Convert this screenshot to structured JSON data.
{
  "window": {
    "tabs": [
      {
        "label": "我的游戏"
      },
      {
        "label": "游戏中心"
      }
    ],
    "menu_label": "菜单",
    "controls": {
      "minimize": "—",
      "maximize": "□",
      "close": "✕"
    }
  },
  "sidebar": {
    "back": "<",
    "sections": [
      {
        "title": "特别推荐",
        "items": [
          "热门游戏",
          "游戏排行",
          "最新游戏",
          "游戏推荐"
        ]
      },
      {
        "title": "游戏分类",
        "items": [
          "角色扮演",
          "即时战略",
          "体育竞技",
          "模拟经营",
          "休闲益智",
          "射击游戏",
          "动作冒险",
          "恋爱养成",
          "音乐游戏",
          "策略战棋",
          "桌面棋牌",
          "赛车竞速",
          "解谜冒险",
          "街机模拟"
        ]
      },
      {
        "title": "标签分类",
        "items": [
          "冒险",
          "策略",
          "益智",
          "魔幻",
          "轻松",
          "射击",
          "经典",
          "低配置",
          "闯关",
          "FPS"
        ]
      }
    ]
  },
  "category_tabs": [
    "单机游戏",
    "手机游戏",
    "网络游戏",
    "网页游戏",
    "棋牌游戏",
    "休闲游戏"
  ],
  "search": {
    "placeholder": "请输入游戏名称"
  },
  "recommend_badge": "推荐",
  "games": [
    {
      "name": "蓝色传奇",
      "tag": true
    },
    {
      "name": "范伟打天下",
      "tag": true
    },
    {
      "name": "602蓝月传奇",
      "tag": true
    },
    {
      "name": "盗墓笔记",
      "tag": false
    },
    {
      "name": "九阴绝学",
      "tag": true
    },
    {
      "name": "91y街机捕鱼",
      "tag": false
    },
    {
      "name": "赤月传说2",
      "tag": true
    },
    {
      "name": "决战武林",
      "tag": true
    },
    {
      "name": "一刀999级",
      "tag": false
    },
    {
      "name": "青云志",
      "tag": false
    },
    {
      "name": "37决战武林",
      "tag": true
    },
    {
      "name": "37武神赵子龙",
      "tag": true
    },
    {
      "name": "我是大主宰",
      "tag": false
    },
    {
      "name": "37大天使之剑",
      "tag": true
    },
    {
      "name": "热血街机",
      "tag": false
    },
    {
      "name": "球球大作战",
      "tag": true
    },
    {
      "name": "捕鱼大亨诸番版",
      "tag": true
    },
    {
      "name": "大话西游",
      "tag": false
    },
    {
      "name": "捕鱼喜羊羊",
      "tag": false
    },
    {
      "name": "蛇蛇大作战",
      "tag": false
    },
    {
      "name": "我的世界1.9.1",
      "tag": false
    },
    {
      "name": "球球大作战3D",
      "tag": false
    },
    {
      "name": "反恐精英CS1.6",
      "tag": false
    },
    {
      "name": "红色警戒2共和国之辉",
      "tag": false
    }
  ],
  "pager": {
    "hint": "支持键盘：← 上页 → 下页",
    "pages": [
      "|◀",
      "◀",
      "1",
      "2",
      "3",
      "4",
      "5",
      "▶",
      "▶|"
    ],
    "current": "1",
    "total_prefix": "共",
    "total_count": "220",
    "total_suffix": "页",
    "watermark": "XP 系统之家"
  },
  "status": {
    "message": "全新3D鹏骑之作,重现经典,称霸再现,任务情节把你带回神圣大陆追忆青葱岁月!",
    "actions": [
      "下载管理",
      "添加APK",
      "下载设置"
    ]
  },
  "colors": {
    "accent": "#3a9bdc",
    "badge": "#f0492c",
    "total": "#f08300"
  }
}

──────

**REQUIRED WORK**.
Restate the listing in full, word for word.

**RESULT BELOW**.
Convert this screenshot to structured JSON data.
{
  "window": {
    "tabs": [
      {
        "label": "我的游戏"
      },
      {
        "label": "游戏中心"
      }
    ],
    "menu_label": "菜单",
    "controls": {
      "minimize": "—",
      "maximize": "□",
      "close": "✕"
    }
  },
  "sidebar": {
    "back": "<",
    "sections": [
      {
        "title": "特别推荐",
        "items": [
          "热门游戏",
          "游戏排行",
          "最新游戏",
          "游戏推荐"
        ]
      },
      {
        "title": "游戏分类",
        "items": [
          "角色扮演",
          "即时战略",
          "体育竞技",
          "模拟经营",
          "休闲益智",
          "射击游戏",
          "动作冒险",
          "恋爱养成",
          "音乐游戏",
          "策略战棋",
          "桌面棋牌",
          "赛车竞速",
          "解谜冒险",
          "街机模拟"
        ]
      },
      {
        "title": "标签分类",
        "items": [
          "冒险",
          "策略",
          "益智",
          "魔幻",
          "轻松",
          "射击",
          "经典",
          "低配置",
          "闯关",
          "FPS"
        ]
      }
    ]
  },
  "category_tabs": [
    "单机游戏",
    "手机游戏",
    "网络游戏",
    "网页游戏",
    "棋牌游戏",
    "休闲游戏"
  ],
  "search": {
    "placeholder": "请输入游戏名称"
  },
  "recommend_badge": "推荐",
  "games": [
    {
      "name": "蓝色传奇",
      "tag": true
    },
    {
      "name": "范伟打天下",
      "tag": true
    },
    {
      "name": "602蓝月传奇",
      "tag": true
    },
    {
      "name": "盗墓笔记",
      "tag": false
    },
    {
      "name": "九阴绝学",
      "tag": true
    },
    {
      "name": "91y街机捕鱼",
      "tag": false
    },
    {
      "name": "赤月传说2",
      "tag": true
    },
    {
      "name": "决战武林",
      "tag": true
    },
    {
      "name": "一刀999级",
      "tag": false
    },
    {
      "name": "青云志",
      "tag": false
    },
    {
      "name": "37决战武林",
      "tag": true
    },
    {
      "name": "37武神赵子龙",
      "tag": true
    },
    {
      "name": "我是大主宰",
      "tag": false
    },
    {
      "name": "37大天使之剑",
      "tag": true
    },
    {
      "name": "热血街机",
      "tag": false
    },
    {
      "name": "球球大作战",
      "tag": true
    },
    {
      "name": "捕鱼大亨诸番版",
      "tag": true
    },
    {
      "name": "大话西游",
      "tag": false
    },
    {
      "name": "捕鱼喜羊羊",
      "tag": false
    },
    {
      "name": "蛇蛇大作战",
      "tag": false
    },
    {
      "name": "我的世界1.9.1",
      "tag": false
    },
    {
      "name": "球球大作战3D",
      "tag": false
    },
    {
      "name": "反恐精英CS1.6",
      "tag": false
    },
    {
      "name": "红色警戒2共和国之辉",
      "tag": false
    }
  ],
  "pager": {
    "hint": "支持键盘：← 上页 → 下页",
    "pages": [
      "|◀",
      "◀",
      "1",
      "2",
      "3",
      "4",
      "5",
      "▶",
      "▶|"
    ],
    "current": "1",
    "total_prefix": "共",
    "total_count": "220",
    "total_suffix": "页",
    "watermark": "XP 系统之家"
  },
  "status": {
    "message": "全新3D鹏骑之作,重现经典,称霸再现,任务情节把你带回神圣大陆追忆青葱岁月!",
    "actions": [
      "下载管理",
      "添加APK",
      "下载设置"
    ]
  },
  "colors": {
    "accent": "#3a9bdc",
    "badge": "#f0492c",
    "total": "#f08300"
  }
}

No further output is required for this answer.